=== LISTED RECORDS ===
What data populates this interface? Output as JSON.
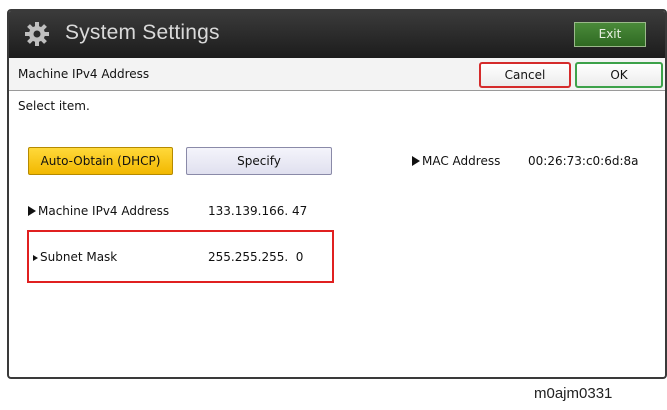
{
  "window": {
    "title": "System Settings",
    "exit_label": "Exit",
    "gear_icon": "gear-icon"
  },
  "subheader": {
    "title": "Machine IPv4 Address",
    "cancel_label": "Cancel",
    "ok_label": "OK"
  },
  "instruction": "Select item.",
  "mode_buttons": {
    "dhcp_label": "Auto-Obtain (DHCP)",
    "specify_label": "Specify",
    "selected": "Auto-Obtain (DHCP)"
  },
  "info": {
    "mac_label": "MAC Address",
    "mac_value": "00:26:73:c0:6d:8a",
    "ip_label": "Machine IPv4 Address",
    "ip_value": "133.139.166. 47",
    "mask_label": "Subnet Mask",
    "mask_value": "255.255.255.  0"
  },
  "caption": "m0ajm0331",
  "colors": {
    "titlebar": "#2b2b2b",
    "exit_button": "#3d7a2e",
    "cancel_border": "#d52b2b",
    "ok_border": "#3da24a",
    "selected_button": "#f7c41a",
    "highlight": "#e02020"
  }
}
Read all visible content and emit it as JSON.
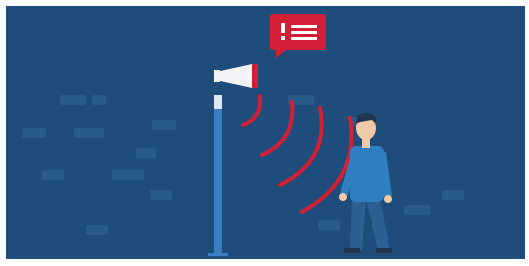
{
  "scene": {
    "description_free": true,
    "colors": {
      "frame": "#ffffff",
      "background": "#1e4d7b",
      "background_mark": "#295a88",
      "pole": "#3b7ec2",
      "pole_light": "#dfe8f3",
      "speaker": "#f2f4f7",
      "accent_red": "#d21f35",
      "person_shirt": "#2f7fc1",
      "person_pants": "#2d5f95",
      "skin": "#f0c9a8",
      "hair": "#23364f"
    },
    "icons": {
      "notification": "alert-message-icon",
      "speaker": "megaphone-icon"
    }
  }
}
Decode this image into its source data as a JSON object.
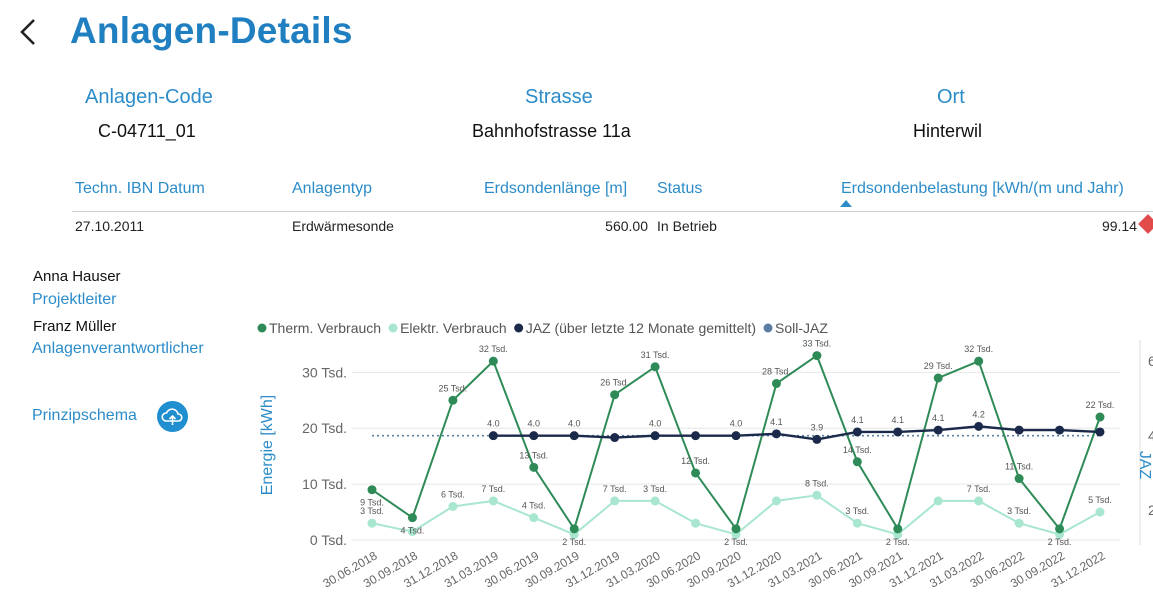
{
  "page": {
    "title": "Anlagen-Details"
  },
  "info": {
    "code_label": "Anlagen-Code",
    "code_value": "C-04711_01",
    "street_label": "Strasse",
    "street_value": "Bahnhofstrasse 11a",
    "city_label": "Ort",
    "city_value": "Hinterwil"
  },
  "table": {
    "headers": [
      "Techn. IBN Datum",
      "Anlagentyp",
      "Erdsondenlänge [m]",
      "Status",
      "Erdsondenbelastung [kWh/(m und Jahr)"
    ],
    "row": [
      "27.10.2011",
      "Erdwärmesonde",
      "560.00",
      "In Betrieb",
      "99.14"
    ]
  },
  "people": [
    {
      "name": "Anna Hauser",
      "role": "Projektleiter"
    },
    {
      "name": "Franz Müller",
      "role": "Anlagenverantwortlicher"
    }
  ],
  "schema": {
    "label": "Prinzipschema",
    "icon": "cloud-icon"
  },
  "colors": {
    "accent": "#2b8cc9",
    "therm": "#2e8b57",
    "elektr": "#a8e6cf",
    "jaz": "#1b2a4a",
    "soll": "#5b7fa3"
  },
  "chart_data": {
    "type": "line",
    "legend": [
      "Therm. Verbrauch",
      "Elektr. Verbrauch",
      "JAZ (über letzte 12 Monate gemittelt)",
      "Soll-JAZ"
    ],
    "x": [
      "30.06.2018",
      "30.09.2018",
      "31.12.2018",
      "31.03.2019",
      "30.06.2019",
      "30.09.2019",
      "31.12.2019",
      "31.03.2020",
      "30.06.2020",
      "30.09.2020",
      "31.12.2020",
      "31.03.2021",
      "30.06.2021",
      "30.09.2021",
      "31.12.2021",
      "31.03.2022",
      "30.06.2022",
      "30.09.2022",
      "31.12.2022"
    ],
    "ylabel": "Energie [kWh]",
    "y2label": "JAZ",
    "y_ticks": [
      "0 Tsd.",
      "10 Tsd.",
      "20 Tsd.",
      "30 Tsd."
    ],
    "y2_ticks": [
      "2",
      "4",
      "6"
    ],
    "ylim": [
      0,
      34000
    ],
    "y2lim": [
      1.2,
      6.3
    ],
    "series": [
      {
        "name": "Therm. Verbrauch",
        "values": [
          9000,
          4000,
          25000,
          32000,
          13000,
          2000,
          26000,
          31000,
          12000,
          2000,
          28000,
          33000,
          14000,
          2000,
          29000,
          32000,
          11000,
          2000,
          22000
        ],
        "labels": [
          "9 Tsd.",
          "4 Tsd.",
          "25 Tsd.",
          "32 Tsd.",
          "13 Tsd.",
          "2 Tsd.",
          "26 Tsd.",
          "31 Tsd.",
          "12 Tsd.",
          "2 Tsd.",
          "28 Tsd.",
          "33 Tsd.",
          "14 Tsd.",
          "2 Tsd.",
          "29 Tsd.",
          "32 Tsd.",
          "11 Tsd.",
          "2 Tsd.",
          "22 Tsd."
        ]
      },
      {
        "name": "Elektr. Verbrauch",
        "values": [
          3000,
          1500,
          6000,
          7000,
          4000,
          1000,
          7000,
          7000,
          3000,
          1000,
          7000,
          8000,
          3000,
          1000,
          7000,
          7000,
          3000,
          1000,
          5000
        ],
        "labels": [
          "3 Tsd.",
          "",
          "6 Tsd.",
          "7 Tsd.",
          "4 Tsd.",
          "",
          "7 Tsd.",
          "3 Tsd.",
          "",
          "",
          "",
          "8 Tsd.",
          "3 Tsd.",
          "",
          "",
          "7 Tsd.",
          "3 Tsd.",
          "",
          "5 Tsd."
        ]
      },
      {
        "name": "JAZ (über letzte 12 Monate gemittelt)",
        "values": [
          null,
          null,
          null,
          4.0,
          4.0,
          4.0,
          3.95,
          4.0,
          4.0,
          4.0,
          4.05,
          3.9,
          4.1,
          4.1,
          4.15,
          4.25,
          4.15,
          4.15,
          4.1
        ],
        "labels": [
          "",
          "",
          "",
          "4.0",
          "4.0",
          "4.0",
          "",
          "4.0",
          "",
          "4.0",
          "4.1",
          "3.9",
          "4.1",
          "4.1",
          "4.1",
          "4.2",
          "",
          "",
          ""
        ]
      },
      {
        "name": "Soll-JAZ",
        "values": [
          4,
          4,
          4,
          4,
          4,
          4,
          4,
          4,
          4,
          4,
          4,
          4,
          4,
          4,
          4,
          4,
          4,
          4,
          4
        ]
      }
    ]
  }
}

=== TO BE DONE ===
Every line of the records that includes the word "speaker" should be gathered.

=== RESULT OF THE EXERCISE ===
      "speaker": "#f2f4f7",
      "speaker": "megaphone-icon"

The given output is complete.